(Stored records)

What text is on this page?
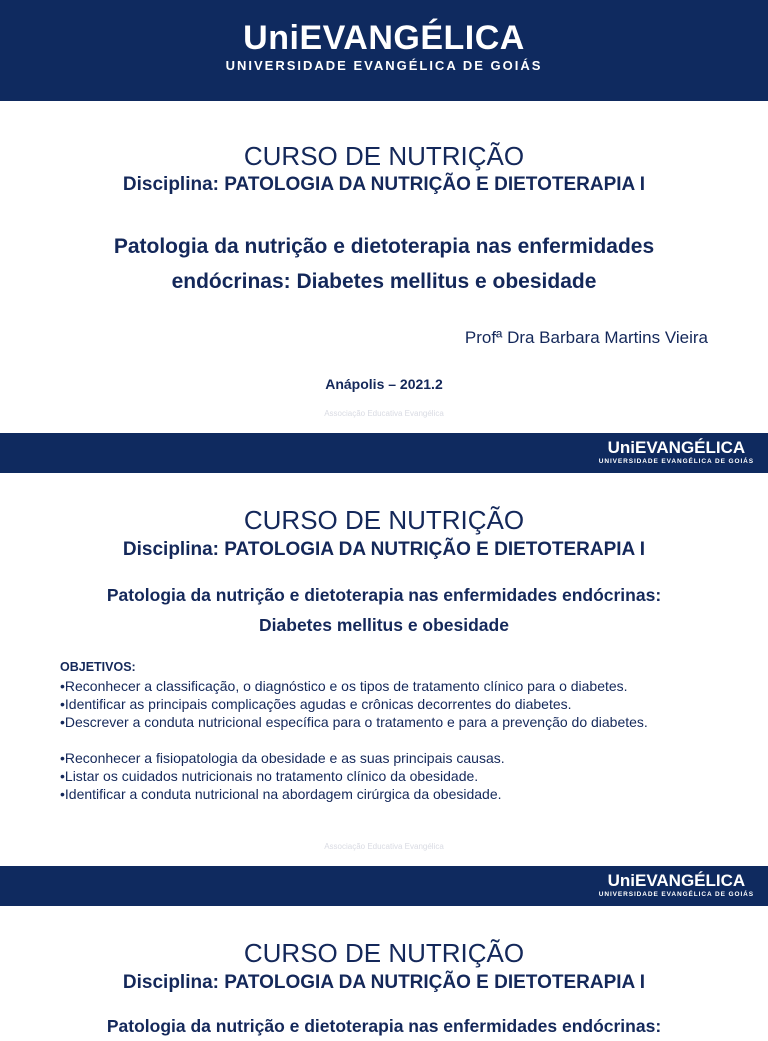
UniEVANGÉLICA
UNIVERSIDADE EVANGÉLICA DE GOIÁS
CURSO DE NUTRIÇÃO
Disciplina: PATOLOGIA DA NUTRIÇÃO E DIETOTERAPIA I
Patologia da nutrição e dietoterapia nas enfermidades
endócrinas: Diabetes mellitus e obesidade
Profª Dra Barbara Martins Vieira
Anápolis – 2021.2
Associação Educativa Evangélica
UniEVANGÉLICA
UNIVERSIDADE EVANGÉLICA DE GOIÁS
CURSO DE NUTRIÇÃO
Disciplina: PATOLOGIA DA NUTRIÇÃO E DIETOTERAPIA I
Patologia da nutrição e dietoterapia nas enfermidades endócrinas:
Diabetes mellitus e obesidade
OBJETIVOS:
• Reconhecer a classificação, o diagnóstico e os tipos de tratamento clínico para o diabetes.
• Identificar as principais complicações agudas e crônicas decorrentes do diabetes.
• Descrever a conduta nutricional específica para o tratamento e para a prevenção do diabetes.
• Reconhecer a fisiopatologia da obesidade e as suas principais causas.
• Listar os cuidados nutricionais no tratamento clínico da obesidade.
• Identificar a conduta nutricional na abordagem cirúrgica da obesidade.
Associação Educativa Evangélica
UniEVANGÉLICA
UNIVERSIDADE EVANGÉLICA DE GOIÁS
CURSO DE NUTRIÇÃO
Disciplina: PATOLOGIA DA NUTRIÇÃO E DIETOTERAPIA I
Patologia da nutrição e dietoterapia nas enfermidades endócrinas:
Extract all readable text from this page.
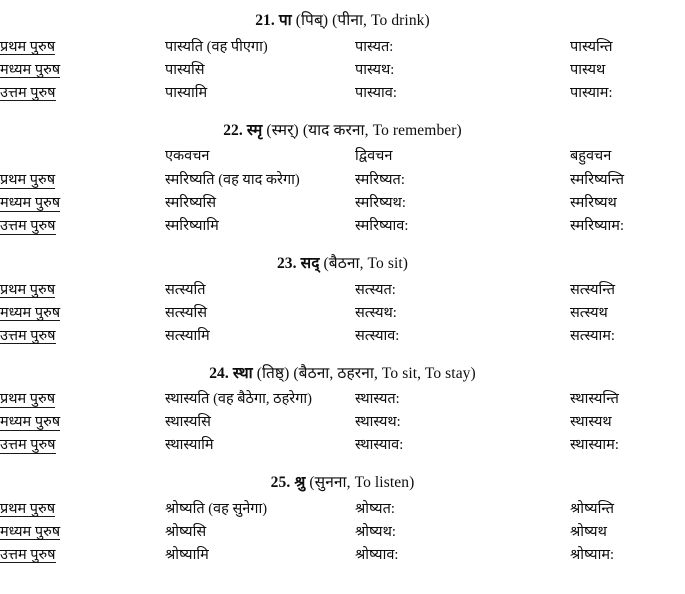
21. पा (पिब्) (पीना, To drink)
प्रथम पुरुष	पास्यति (वह पीएगा)	पास्यत:	पास्यन्ति
मध्यम पुरुष	पास्यसि	पास्यथ:	पास्यथ
उत्तम पुरुष	पास्यामि	पास्याव:	पास्याम:
22. स्मृ (स्मर्) (याद करना, To remember)
	एकवचन	द्विवचन	बहुवचन
प्रथम पुरुष	स्मरिष्यति (वह याद करेगा)	स्मरिष्यत:	स्मरिष्यन्ति
मध्यम पुरुष	स्मरिष्यसि	स्मरिष्यथ:	स्मरिष्यथ
उत्तम पुरुष	स्मरिष्यामि	स्मरिष्याव:	स्मरिष्याम:
23. सद् (बैठना, To sit)
प्रथम पुरुष	सत्स्यति	सत्स्यत:	सत्स्यन्ति
मध्यम पुरुष	सत्स्यसि	सत्स्यथ:	सत्स्यथ
उत्तम पुरुष	सत्स्यामि	सत्स्याव:	सत्स्याम:
24. स्था (तिष्ठ्) (बैठना, ठहरना, To sit, To stay)
प्रथम पुरुष	स्थास्यति (वह बैठेगा, ठहरेगा)	स्थास्यत:	स्थास्यन्ति
मध्यम पुरुष	स्थास्यसि	स्थास्यथ:	स्थास्यथ
उत्तम पुरुष	स्थास्यामि	स्थास्याव:	स्थास्याम:
25. श्रु (सुनना, To listen)
प्रथम पुरुष	श्रोष्यति (वह सुनेगा)	श्रोष्यत:	श्रोष्यन्ति
मध्यम पुरुष	श्रोष्यसि	श्रोष्यथ:	श्रोष्यथ
उत्तम पुरुष	श्रोष्यामि	श्रोष्याव:	श्रोष्याम:
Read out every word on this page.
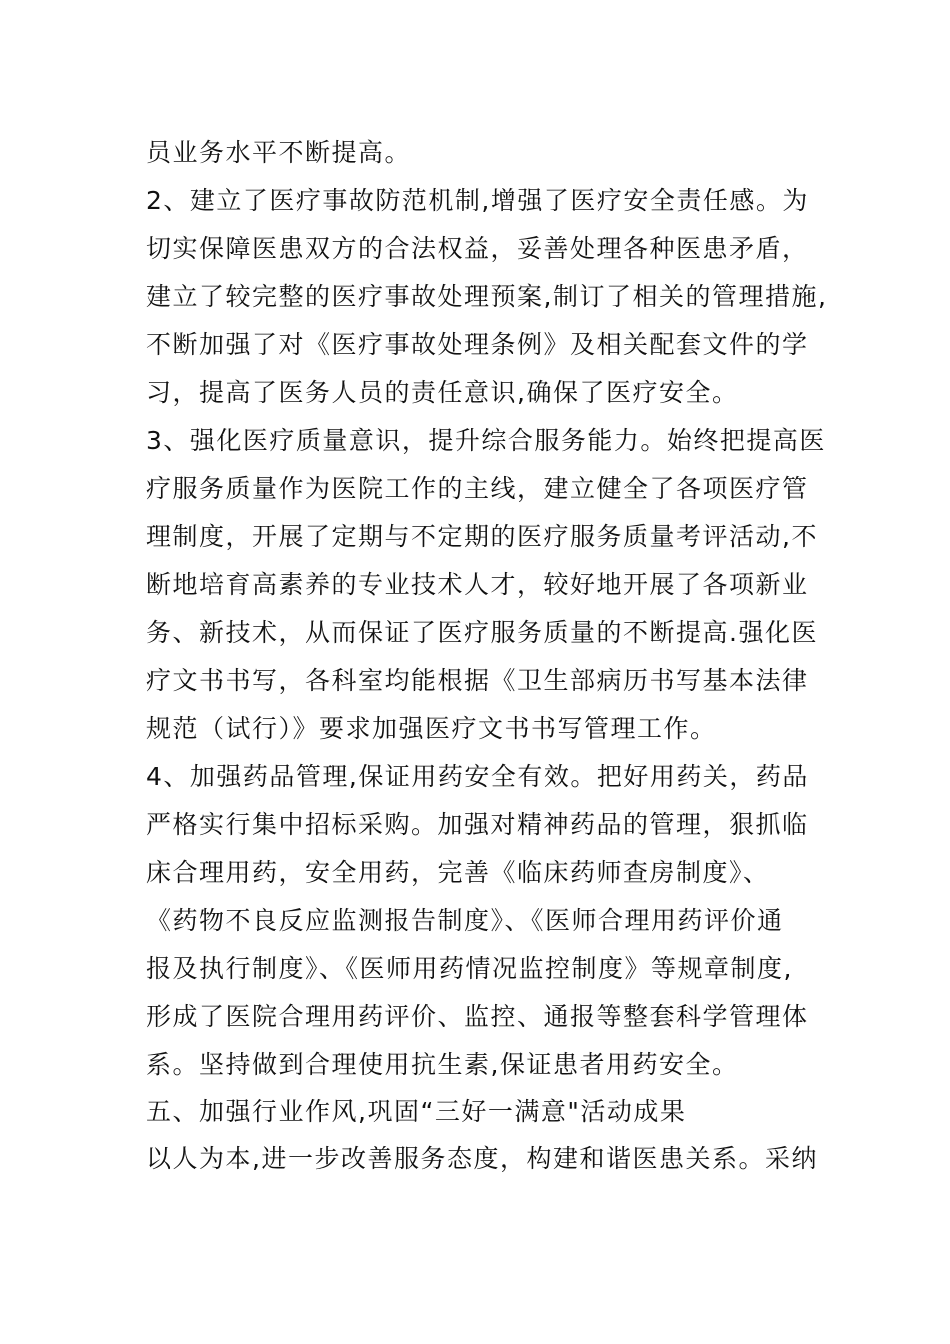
员业务水平不断提高。
2、建立了医疗事故防范机制,增强了医疗安全责任感。为
切实保障医患双方的合法权益，妥善处理各种医患矛盾，
建立了较完整的医疗事故处理预案,制订了相关的管理措施,
不断加强了对《医疗事故处理条例》及相关配套文件的学
习，提高了医务人员的责任意识,确保了医疗安全。
3、强化医疗质量意识，提升综合服务能力。始终把提高医
疗服务质量作为医院工作的主线，建立健全了各项医疗管
理制度，开展了定期与不定期的医疗服务质量考评活动,不
断地培育高素养的专业技术人才，较好地开展了各项新业
务、新技术，从而保证了医疗服务质量的不断提高.强化医
疗文书书写，各科室均能根据《卫生部病历书写基本法律
规范（试行）》要求加强医疗文书书写管理工作。
4、加强药品管理,保证用药安全有效。把好用药关，药品
严格实行集中招标采购。加强对精神药品的管理，狠抓临
床合理用药，安全用药，完善《临床药师查房制度》、
《药物不良反应监测报告制度》、《医师合理用药评价通
报及执行制度》、《医师用药情况监控制度》等规章制度,
形成了医院合理用药评价、监控、通报等整套科学管理体
系。坚持做到合理使用抗生素,保证患者用药安全。
五、加强行业作风,巩固“三好一满意"活动成果
以人为本,进一步改善服务态度，构建和谐医患关系。采纳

▸ Work to be completed:
Work through the records above line by line and count those that hold the string "tratamento". Give only the result.

▸ The answer:
3